Work instruction> According to the Browser Use navigation timeout guide, what timeout value gives 60 seconds?
[Extract provided]
Debug Fix easy · 3 min read

Fix Browser Use navigation timeout

Quick answer
The Browser Use navigation timeout occurs when the default page load time exceeds the allowed limit, causing the browser automation to fail. Fix this by increasing the navigation timeout parameter in the Agent initialization or by wrapping navigation calls with retry logic to handle slow page loads.
ERROR TYPE config_error
⚡ QUICK FIX
Increase the navigation timeout by passing a higher timeout value in milliseconds to the Agent constructor or navigation method.

Why this happens

The Browser Use package uses playwright under the hood for browser automation. By default, playwright has a navigation timeout (usually 30 seconds). If the page takes longer to load or the network is slow, the navigation will time out, raising an error like TimeoutError: Navigation timeout of 30000 ms exceeded.

Typical triggering code looks like this:

from browser_use import Agent

agent = Agent(task="Go to example.com and scrape data", llm=...)  # no timeout set
result = await agent.run()

If the page load is slow or blocked, the default timeout causes failure.

python
from browser_use import Agent
import asyncio

async def run_agent():
    agent = Agent(task="Go to https://example.com and get title", llm=None)  # default timeout
    result = await agent.run()
    print(result)

asyncio.run(run_agent())
output
TimeoutError: Navigation timeout of 30000 ms exceeded

The fix

Fix the navigation timeout by increasing the timeout value in the Agent constructor using the timeout parameter (in milliseconds). For example, set timeout=60000 for 60 seconds. This allows slower pages to load without error.
[/Extract provided]
[Records]
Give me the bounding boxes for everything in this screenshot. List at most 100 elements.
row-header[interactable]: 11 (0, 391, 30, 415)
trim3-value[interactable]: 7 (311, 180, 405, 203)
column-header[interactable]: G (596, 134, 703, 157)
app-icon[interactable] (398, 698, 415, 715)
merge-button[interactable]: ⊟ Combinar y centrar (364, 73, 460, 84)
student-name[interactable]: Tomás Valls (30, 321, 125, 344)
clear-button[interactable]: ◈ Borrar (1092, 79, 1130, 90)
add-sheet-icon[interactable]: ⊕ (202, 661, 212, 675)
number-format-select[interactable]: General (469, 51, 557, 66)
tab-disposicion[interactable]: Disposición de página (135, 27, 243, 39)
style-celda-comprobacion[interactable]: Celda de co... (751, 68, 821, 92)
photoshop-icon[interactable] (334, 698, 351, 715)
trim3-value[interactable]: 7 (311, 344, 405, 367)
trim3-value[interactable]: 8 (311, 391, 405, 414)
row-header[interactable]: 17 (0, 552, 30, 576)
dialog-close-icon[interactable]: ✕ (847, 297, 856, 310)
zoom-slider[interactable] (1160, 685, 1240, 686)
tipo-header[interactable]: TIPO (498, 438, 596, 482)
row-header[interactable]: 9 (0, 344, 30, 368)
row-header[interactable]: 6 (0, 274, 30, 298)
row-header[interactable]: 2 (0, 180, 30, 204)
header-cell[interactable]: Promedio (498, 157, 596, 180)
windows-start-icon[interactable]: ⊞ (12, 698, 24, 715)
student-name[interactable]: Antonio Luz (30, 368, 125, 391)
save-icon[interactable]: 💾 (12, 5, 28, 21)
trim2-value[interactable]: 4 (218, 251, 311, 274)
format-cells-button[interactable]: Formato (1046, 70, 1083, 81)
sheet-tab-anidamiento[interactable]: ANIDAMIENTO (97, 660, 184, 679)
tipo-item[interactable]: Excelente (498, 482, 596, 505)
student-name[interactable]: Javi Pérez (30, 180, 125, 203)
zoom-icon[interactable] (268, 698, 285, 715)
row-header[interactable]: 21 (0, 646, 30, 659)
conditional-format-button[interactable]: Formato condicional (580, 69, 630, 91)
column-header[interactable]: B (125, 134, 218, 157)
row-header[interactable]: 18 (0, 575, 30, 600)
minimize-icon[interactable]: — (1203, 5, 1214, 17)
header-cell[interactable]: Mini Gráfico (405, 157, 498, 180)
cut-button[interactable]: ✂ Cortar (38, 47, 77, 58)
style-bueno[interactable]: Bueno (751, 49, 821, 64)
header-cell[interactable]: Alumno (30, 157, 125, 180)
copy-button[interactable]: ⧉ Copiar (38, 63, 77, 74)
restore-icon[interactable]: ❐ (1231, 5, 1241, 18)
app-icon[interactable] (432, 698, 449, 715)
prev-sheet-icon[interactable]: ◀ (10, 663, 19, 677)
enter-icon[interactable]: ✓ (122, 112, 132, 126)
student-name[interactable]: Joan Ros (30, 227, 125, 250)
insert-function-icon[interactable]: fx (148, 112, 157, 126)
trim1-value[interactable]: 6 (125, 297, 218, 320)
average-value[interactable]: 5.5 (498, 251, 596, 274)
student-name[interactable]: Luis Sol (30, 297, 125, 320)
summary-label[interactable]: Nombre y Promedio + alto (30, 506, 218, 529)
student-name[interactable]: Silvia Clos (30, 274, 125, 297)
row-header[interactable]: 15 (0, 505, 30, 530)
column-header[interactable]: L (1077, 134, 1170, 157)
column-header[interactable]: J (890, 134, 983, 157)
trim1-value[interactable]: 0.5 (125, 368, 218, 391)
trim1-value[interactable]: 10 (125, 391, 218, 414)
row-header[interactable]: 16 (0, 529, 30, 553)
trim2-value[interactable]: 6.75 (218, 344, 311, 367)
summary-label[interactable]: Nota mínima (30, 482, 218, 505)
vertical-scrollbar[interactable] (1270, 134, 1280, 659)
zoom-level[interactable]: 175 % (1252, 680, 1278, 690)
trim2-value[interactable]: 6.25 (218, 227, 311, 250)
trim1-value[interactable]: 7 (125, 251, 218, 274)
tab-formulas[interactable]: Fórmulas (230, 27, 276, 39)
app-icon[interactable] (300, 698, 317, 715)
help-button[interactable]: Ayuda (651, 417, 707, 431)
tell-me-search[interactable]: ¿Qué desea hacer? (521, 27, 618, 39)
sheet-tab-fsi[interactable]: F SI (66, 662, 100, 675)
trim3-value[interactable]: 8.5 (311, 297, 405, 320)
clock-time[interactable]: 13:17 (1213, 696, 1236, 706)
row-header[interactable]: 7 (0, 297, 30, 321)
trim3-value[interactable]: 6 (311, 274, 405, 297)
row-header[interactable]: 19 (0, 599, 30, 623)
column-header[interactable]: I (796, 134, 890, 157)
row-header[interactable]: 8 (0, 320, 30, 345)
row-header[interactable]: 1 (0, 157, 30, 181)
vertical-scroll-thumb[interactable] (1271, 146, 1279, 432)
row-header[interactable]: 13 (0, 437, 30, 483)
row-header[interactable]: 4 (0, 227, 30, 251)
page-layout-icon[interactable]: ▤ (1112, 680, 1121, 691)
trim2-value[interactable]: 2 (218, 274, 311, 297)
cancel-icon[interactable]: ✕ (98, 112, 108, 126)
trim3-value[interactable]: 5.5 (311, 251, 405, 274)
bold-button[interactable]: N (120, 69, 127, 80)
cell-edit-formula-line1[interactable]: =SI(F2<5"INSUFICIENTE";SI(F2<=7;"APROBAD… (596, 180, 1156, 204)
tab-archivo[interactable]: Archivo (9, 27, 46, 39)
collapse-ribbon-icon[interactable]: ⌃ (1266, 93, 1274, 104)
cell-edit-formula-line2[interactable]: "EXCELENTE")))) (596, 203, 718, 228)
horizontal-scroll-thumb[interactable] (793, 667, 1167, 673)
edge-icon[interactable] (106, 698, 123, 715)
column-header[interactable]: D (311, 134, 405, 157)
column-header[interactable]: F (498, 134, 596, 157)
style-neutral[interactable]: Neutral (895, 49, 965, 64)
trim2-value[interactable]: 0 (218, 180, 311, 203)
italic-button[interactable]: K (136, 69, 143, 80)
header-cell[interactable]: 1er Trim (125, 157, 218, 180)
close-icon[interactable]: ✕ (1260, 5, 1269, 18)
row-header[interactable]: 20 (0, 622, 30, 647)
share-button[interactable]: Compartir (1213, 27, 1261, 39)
[/Records]
Solution for this task> timeout=60000